*Records for the exercise:*
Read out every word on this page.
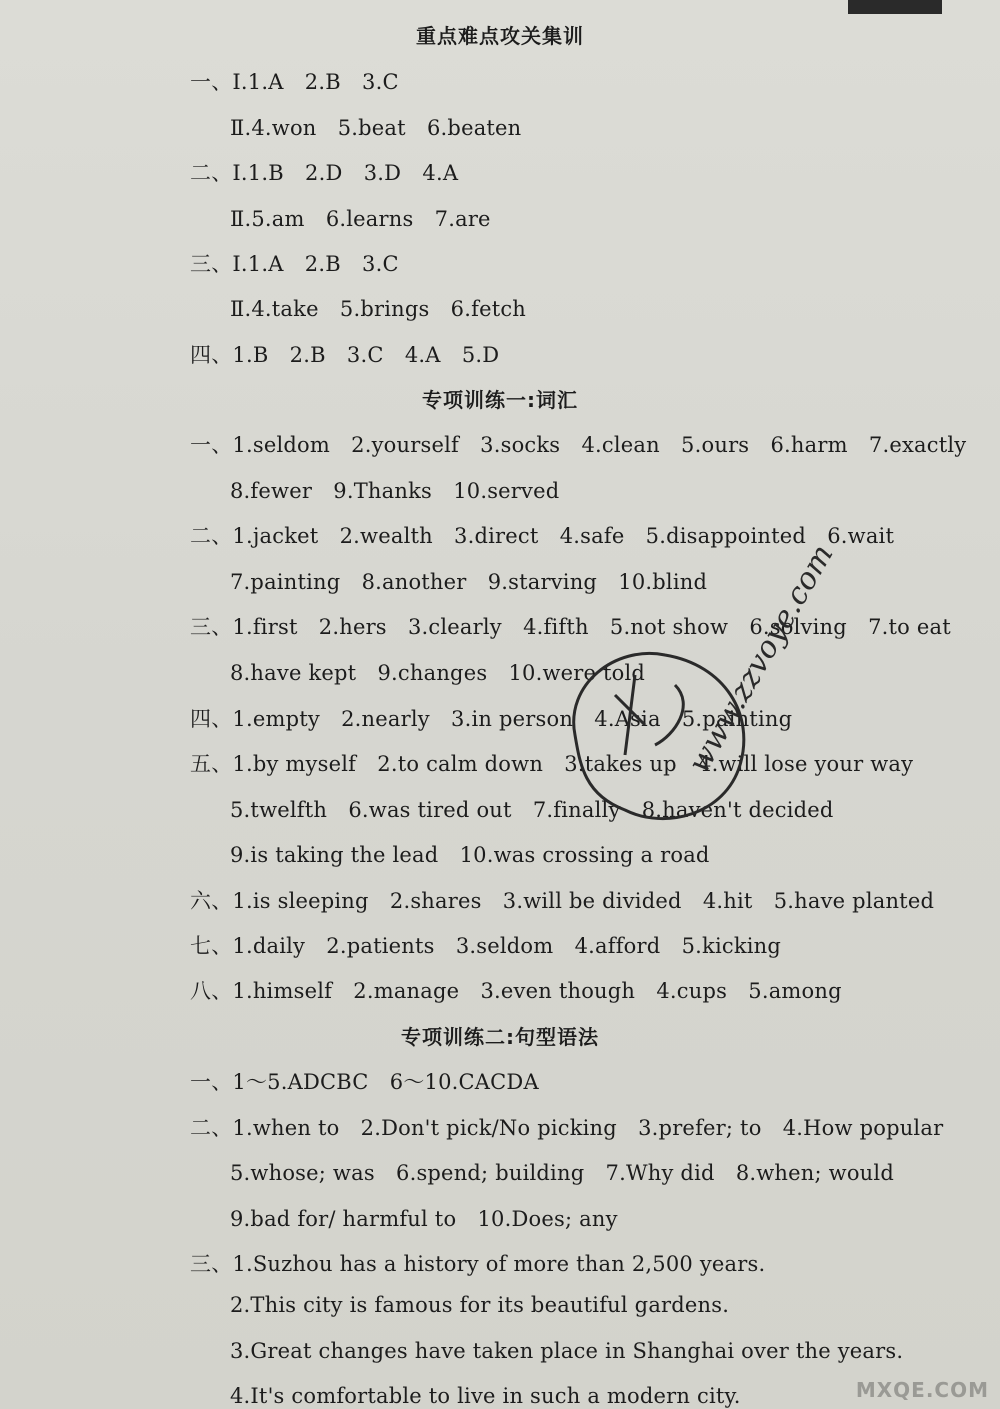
重点难点攻关集训
一、Ⅰ.1.A　2.B　3.C
Ⅱ.4.won　5.beat　6.beaten
二、Ⅰ.1.B　2.D　3.D　4.A
Ⅱ.5.am　6.learns　7.are
三、Ⅰ.1.A　2.B　3.C
Ⅱ.4.take　5.brings　6.fetch
四、1.B　2.B　3.C　4.A　5.D
专项训练一:词汇
一、1.seldom　2.yourself　3.socks　4.clean　5.ours　6.harm　7.exactly
8.fewer　9.Thanks　10.served
二、1.jacket　2.wealth　3.direct　4.safe　5.disappointed　6.wait
7.painting　8.another　9.starving　10.blind
三、1.first　2.hers　3.clearly　4.fifth　5.not show　6.solving　7.to eat
8.have kept　9.changes　10.were told
四、1.empty　2.nearly　3.in person　4.Asia　5.painting
五、1.by myself　2.to calm down　3.takes up　4.will lose your way
5.twelfth　6.was tired out　7.finally　8.haven't decided
9.is taking the lead　10.was crossing a road
六、1.is sleeping　2.shares　3.will be divided　4.hit　5.have planted
七、1.daily　2.patients　3.seldom　4.afford　5.kicking
八、1.himself　2.manage　3.even though　4.cups　5.among
专项训练二:句型语法
一、1～5.ADCBC　6～10.CACDA
二、1.when to　2.Don't pick/No picking　3.prefer; to　4.How popular
5.whose; was　6.spend; building　7.Why did　8.when; would
9.bad for/ harmful to　10.Does; any
三、1.Suzhou has a history of more than 2,500 years.
2.This city is famous for its beautiful gardens.
3.Great changes have taken place in Shanghai over the years.
4.It's comfortable to live in such a modern city.
www.zzvoye.com
MXQE.COM
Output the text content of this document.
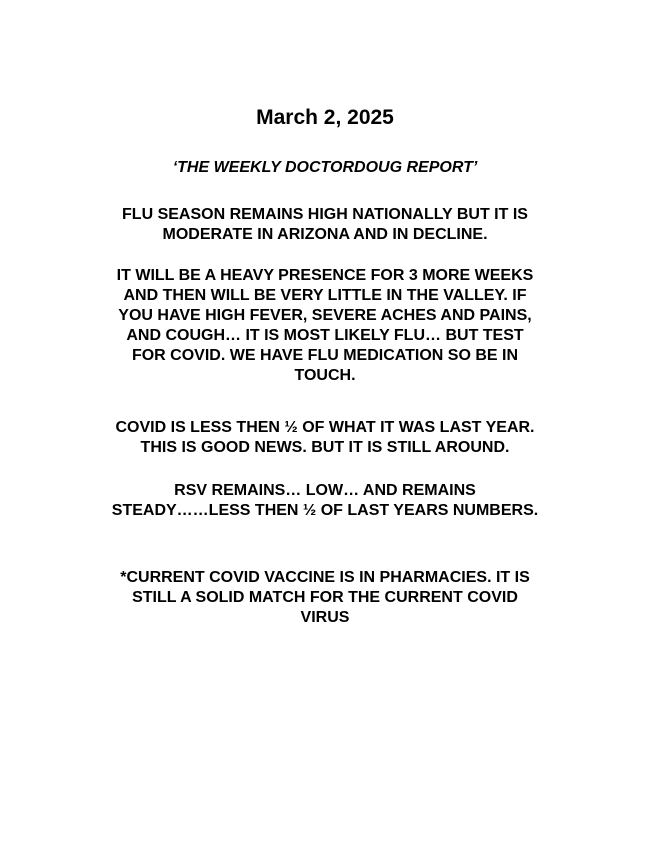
March 2, 2025
‘THE WEEKLY DOCTORDOUG REPORT’
FLU SEASON REMAINS HIGH NATIONALLY BUT IT IS
MODERATE IN ARIZONA AND IN DECLINE.
IT WILL BE A HEAVY PRESENCE FOR 3 MORE WEEKS
AND THEN WILL BE VERY LITTLE IN THE VALLEY. IF
YOU HAVE HIGH FEVER, SEVERE ACHES AND PAINS,
AND COUGH… IT IS MOST LIKELY FLU… BUT TEST
FOR COVID. WE HAVE FLU MEDICATION SO BE IN
TOUCH.
COVID IS LESS THEN ½ OF WHAT IT WAS LAST YEAR.
THIS IS GOOD NEWS. BUT IT IS STILL AROUND.
RSV REMAINS… LOW… AND REMAINS
STEADY……LESS THEN ½ OF LAST YEARS NUMBERS.
*CURRENT COVID VACCINE IS IN PHARMACIES. IT IS
STILL A SOLID MATCH FOR THE CURRENT COVID
VIRUS
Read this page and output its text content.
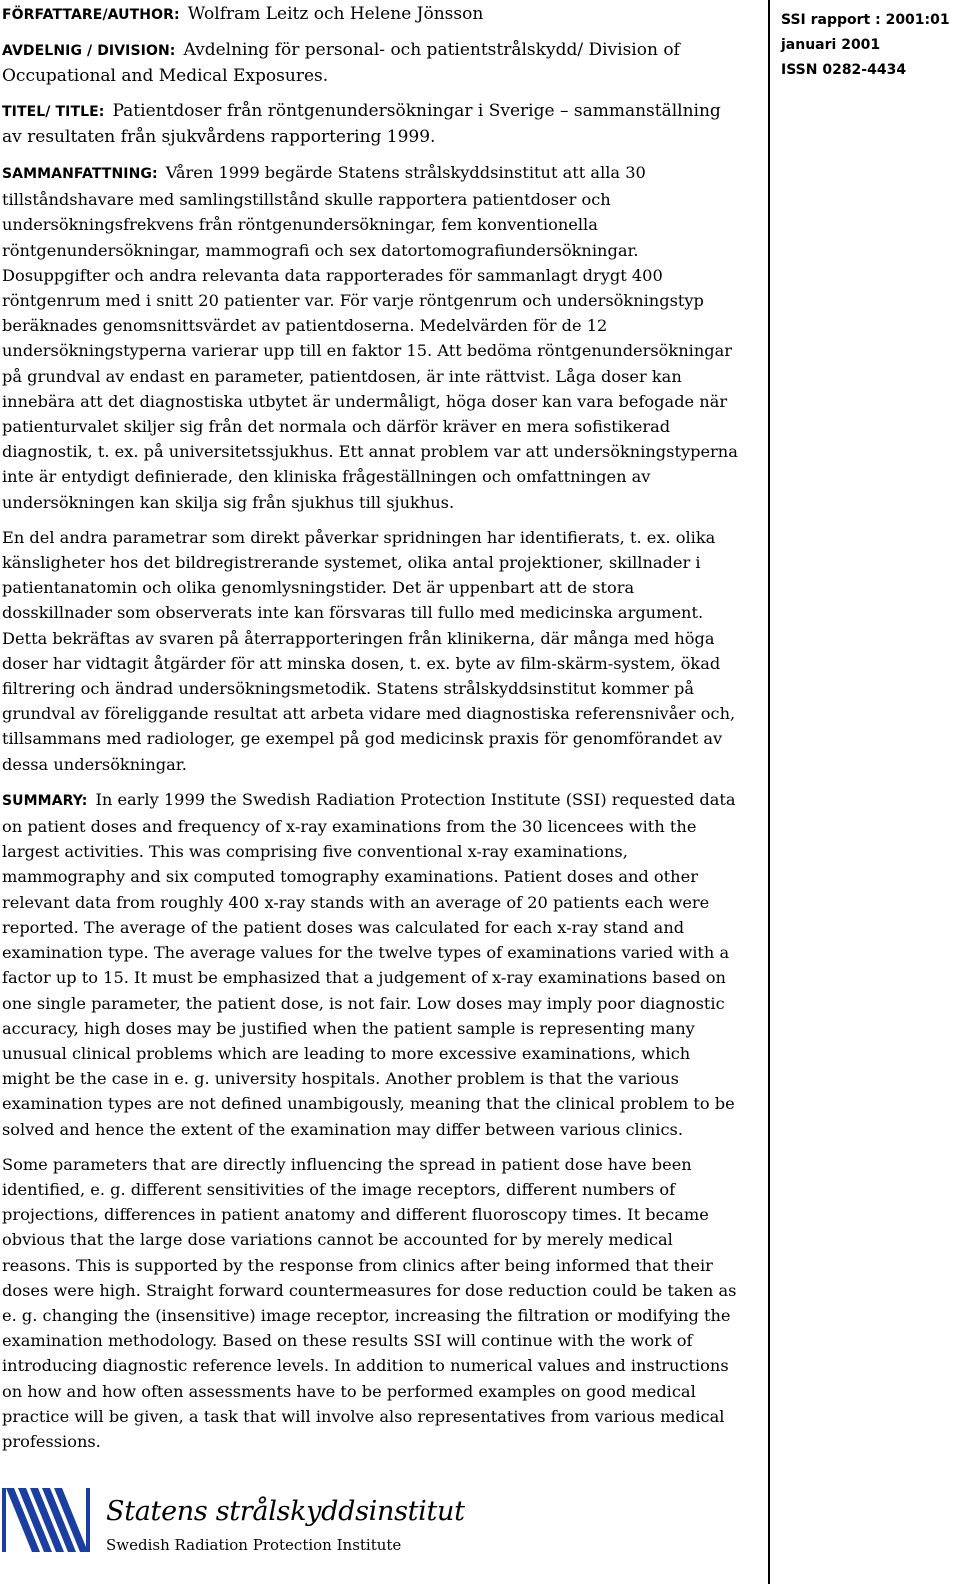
FÖRFATTARE/AUTHOR: Wolfram Leitz och Helene Jönsson

AVDELNIG / DIVISION: Avdelning för personal- och patientstrålskydd/ Division of Occupational and Medical Exposures.

TITEL/ TITLE: Patientdoser från röntgenundersökningar i Sverige – sammanställning av resultaten från sjukvårdens rapportering 1999.

SAMMANFATTNING: Våren 1999 begärde Statens strålskyddsinstitut att alla 30 tillståndshavare med samlingstillstånd skulle rapportera patientdoser och undersökningsfrekvens från röntgenundersökningar, fem konventionella röntgenundersökningar, mammografi och sex datortomografiundersökningar. Dosuppgifter och andra relevanta data rapporterades för sammanlagt drygt 400 röntgenrum med i snitt 20 patienter var. För varje röntgenrum och undersökningstyp beräknades genomsnittsvärdet av patientdoserna. Medelvärden för de 12 undersökningstyperna varierar upp till en faktor 15. Att bedöma röntgenundersökningar på grundval av endast en parameter, patientdosen, är inte rättvist. Låga doser kan innebära att det diagnostiska utbytet är undermåligt, höga doser kan vara befogade när patienturvalet skiljer sig från det normala och därför kräver en mera sofistikerad diagnostik, t. ex. på universitetssjukhus. Ett annat problem var att undersökningstyperna inte är entydigt definierade, den kliniska frågeställningen och omfattningen av undersökningen kan skilja sig från sjukhus till sjukhus.

En del andra parametrar som direkt påverkar spridningen har identifierats, t. ex. olika känsligheter hos det bildregistrerande systemet, olika antal projektioner, skillnader i patientanatomin och olika genomlysningstider. Det är uppenbart att de stora dosskillnader som observerats inte kan försvaras till fullo med medicinska argument. Detta bekräftas av svaren på återrapporteringen från klinikerna, där många med höga doser har vidtagit åtgärder för att minska dosen, t. ex. byte av film-skärm-system, ökad filtrering och ändrad undersökningsmetodik. Statens strålskyddsinstitut kommer på grundval av föreliggande resultat att arbeta vidare med diagnostiska referensnivåer och, tillsammans med radiologer, ge exempel på god medicinsk praxis för genomförandet av dessa undersökningar.

SUMMARY: In early 1999 the Swedish Radiation Protection Institute (SSI) requested data on patient doses and frequency of x-ray examinations from the 30 licencees with the largest activities. This was comprising five conventional x-ray examinations, mammography and six computed tomography examinations. Patient doses and other relevant data from roughly 400 x-ray stands with an average of 20 patients each were reported. The average of the patient doses was calculated for each x-ray stand and examination type. The average values for the twelve types of examinations varied with a factor up to 15. It must be emphasized that a judgement of x-ray examinations based on one single parameter, the patient dose, is not fair. Low doses may imply poor diagnostic accuracy, high doses may be justified when the patient sample is representing many unusual clinical problems which are leading to more excessive examinations, which might be the case in e. g. university hospitals. Another problem is that the various examination types are not defined unambigously, meaning that the clinical problem to be solved and hence the extent of the examination may differ between various clinics.

Some parameters that are directly influencing the spread in patient dose have been identified, e. g. different sensitivities of the image receptors, different numbers of projections, differences in patient anatomy and different fluoroscopy times. It became obvious that the large dose variations cannot be accounted for by merely medical reasons. This is supported by the response from clinics after being informed that their doses were high. Straight forward countermeasures for dose reduction could be taken as e. g. changing the (insensitive) image receptor, increasing the filtration or modifying the examination methodology. Based on these results SSI will continue with the work of introducing diagnostic reference levels. In addition to numerical values and instructions on how and how often assessments have to be performed examples on good medical practice will be given, a task that will involve also representatives from various medical professions.

SSI rapport : 2001:01
januari 2001
ISSN 0282-4434
Statens strålskyddsinstitut
Swedish Radiation Protection Institute
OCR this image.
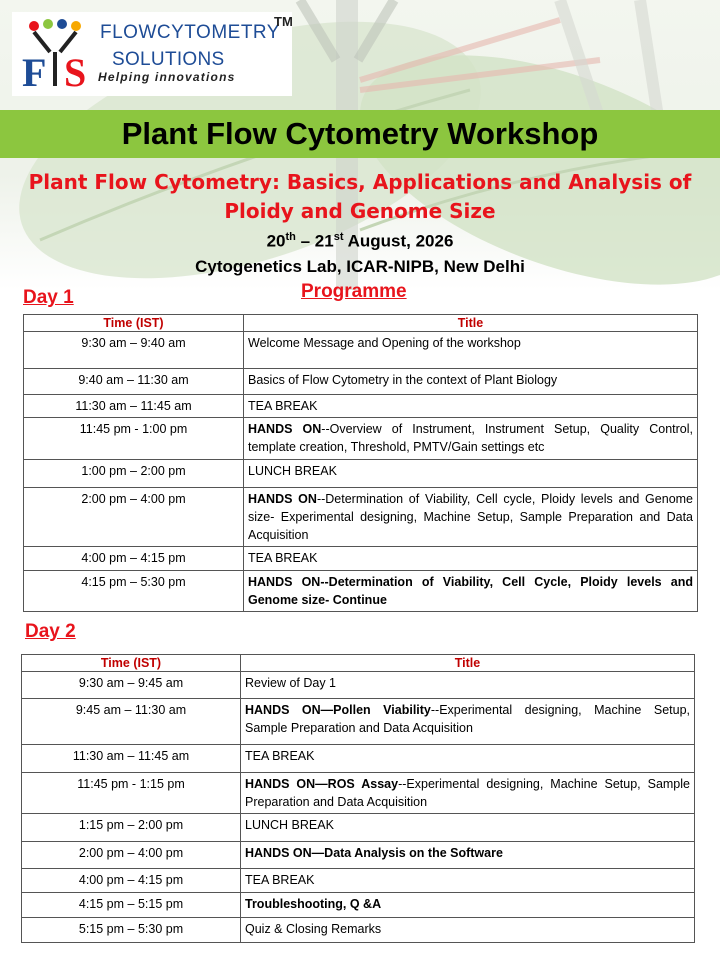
F S
FLOWCYTOMETRY
TM
SOLUTIONS
Helping innovations
Plant Flow Cytometry Workshop
Plant Flow Cytometry: Basics, Applications and Analysis of Ploidy and Genome Size
20th – 21st August, 2026
Cytogenetics Lab, ICAR-NIPB, New Delhi
Day 1	Programme
Time (IST)	Title
9:30 am – 9:40 am	Welcome Message and Opening of the workshop
9:40 am – 11:30 am	Basics of Flow Cytometry in the context of Plant Biology
11:30 am – 11:45 am	TEA BREAK
11:45 pm - 1:00 pm	HANDS ON--Overview of Instrument, Instrument Setup, Quality Control, template creation, Threshold, PMTV/Gain settings etc
1:00 pm – 2:00 pm	LUNCH BREAK
2:00 pm – 4:00 pm	HANDS ON--Determination of Viability, Cell cycle, Ploidy levels and Genome size- Experimental designing, Machine Setup, Sample Preparation and Data Acquisition
4:00 pm – 4:15 pm	TEA BREAK
4:15 pm – 5:30 pm	HANDS ON--Determination of Viability, Cell Cycle, Ploidy levels and Genome size- Continue
Day 2
Time (IST)	Title
9:30 am – 9:45 am	Review of Day 1
9:45 am – 11:30 am	HANDS ON—Pollen Viability--Experimental designing, Machine Setup, Sample Preparation and Data Acquisition
11:30 am – 11:45 am	TEA BREAK
11:45 pm - 1:15 pm	HANDS ON—ROS Assay--Experimental designing, Machine Setup, Sample Preparation and Data Acquisition
1:15 pm – 2:00 pm	LUNCH BREAK
2:00 pm – 4:00 pm	HANDS ON—Data Analysis on the Software
4:00 pm – 4:15 pm	TEA BREAK
4:15 pm – 5:15 pm	Troubleshooting, Q &A
5:15 pm – 5:30 pm	Quiz & Closing Remarks
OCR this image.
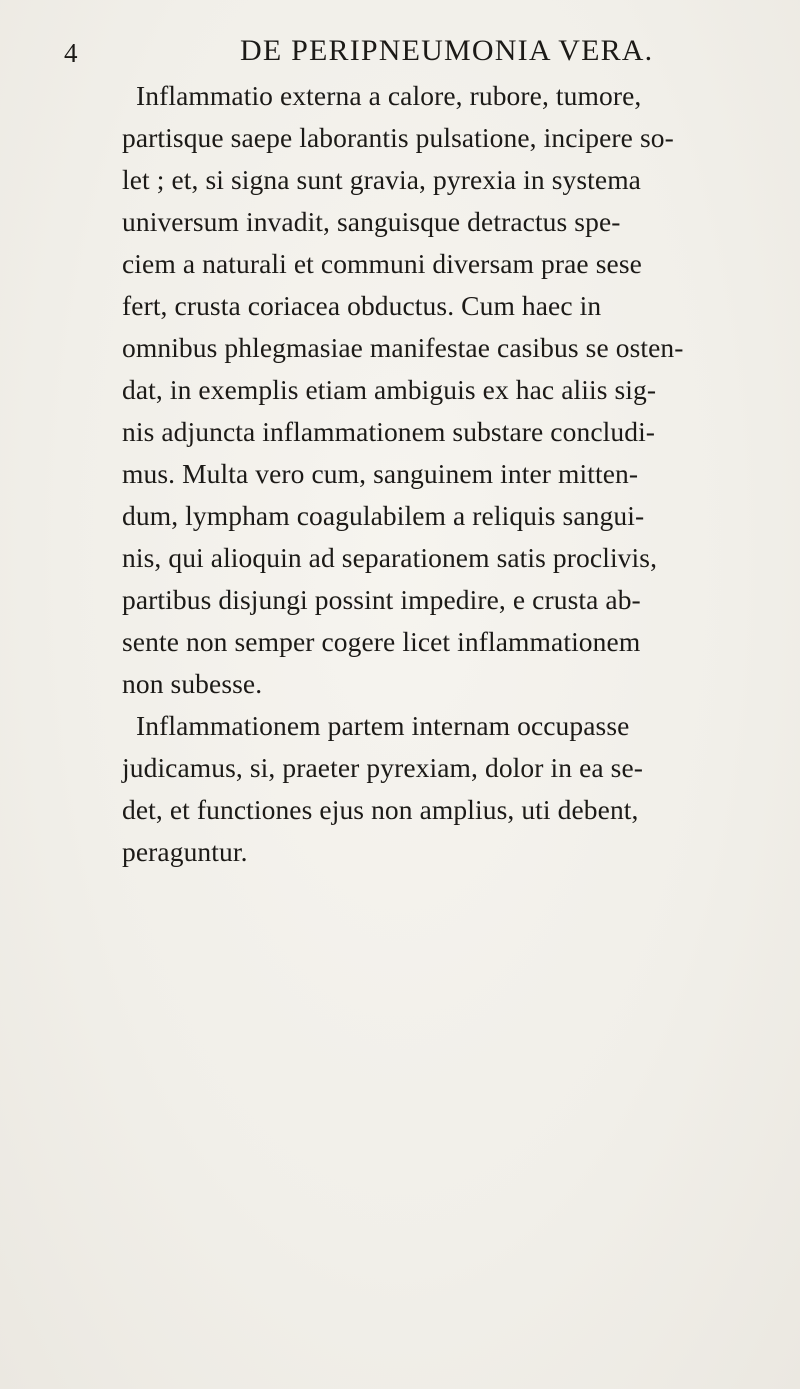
4	DE PERIPNEUMONIA VERA.
Inflammatio externa a calore, rubore, tumore,
partisque saepe laborantis pulsatione, incipere so-
let ; et, si signa sunt gravia, pyrexia in systema
universum invadit, sanguisque detractus spe-
ciem a naturali et communi diversam prae sese
fert, crusta coriacea obductus. Cum haec in
omnibus phlegmasiae manifestae casibus se osten-
dat, in exemplis etiam ambiguis ex hac aliis sig-
nis adjuncta inflammationem substare concludi-
mus. Multa vero cum, sanguinem inter mitten-
dum, lympham coagulabilem a reliquis sangui-
nis, qui alioquin ad separationem satis proclivis,
partibus disjungi possint impedire, e crusta ab-
sente non semper cogere licet inflammationem
non subesse.
Inflammationem partem internam occupasse
judicamus, si, praeter pyrexiam, dolor in ea se-
det, et functiones ejus non amplius, uti debent,
peraguntur.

*Problem statement:*
Where the string "LUNCH" occurs in the data, return the whole line.

*Your response:*
1:00 pm – 2:00 pm	LUNCH BREAK
1:15 pm – 2:00 pm	LUNCH BREAK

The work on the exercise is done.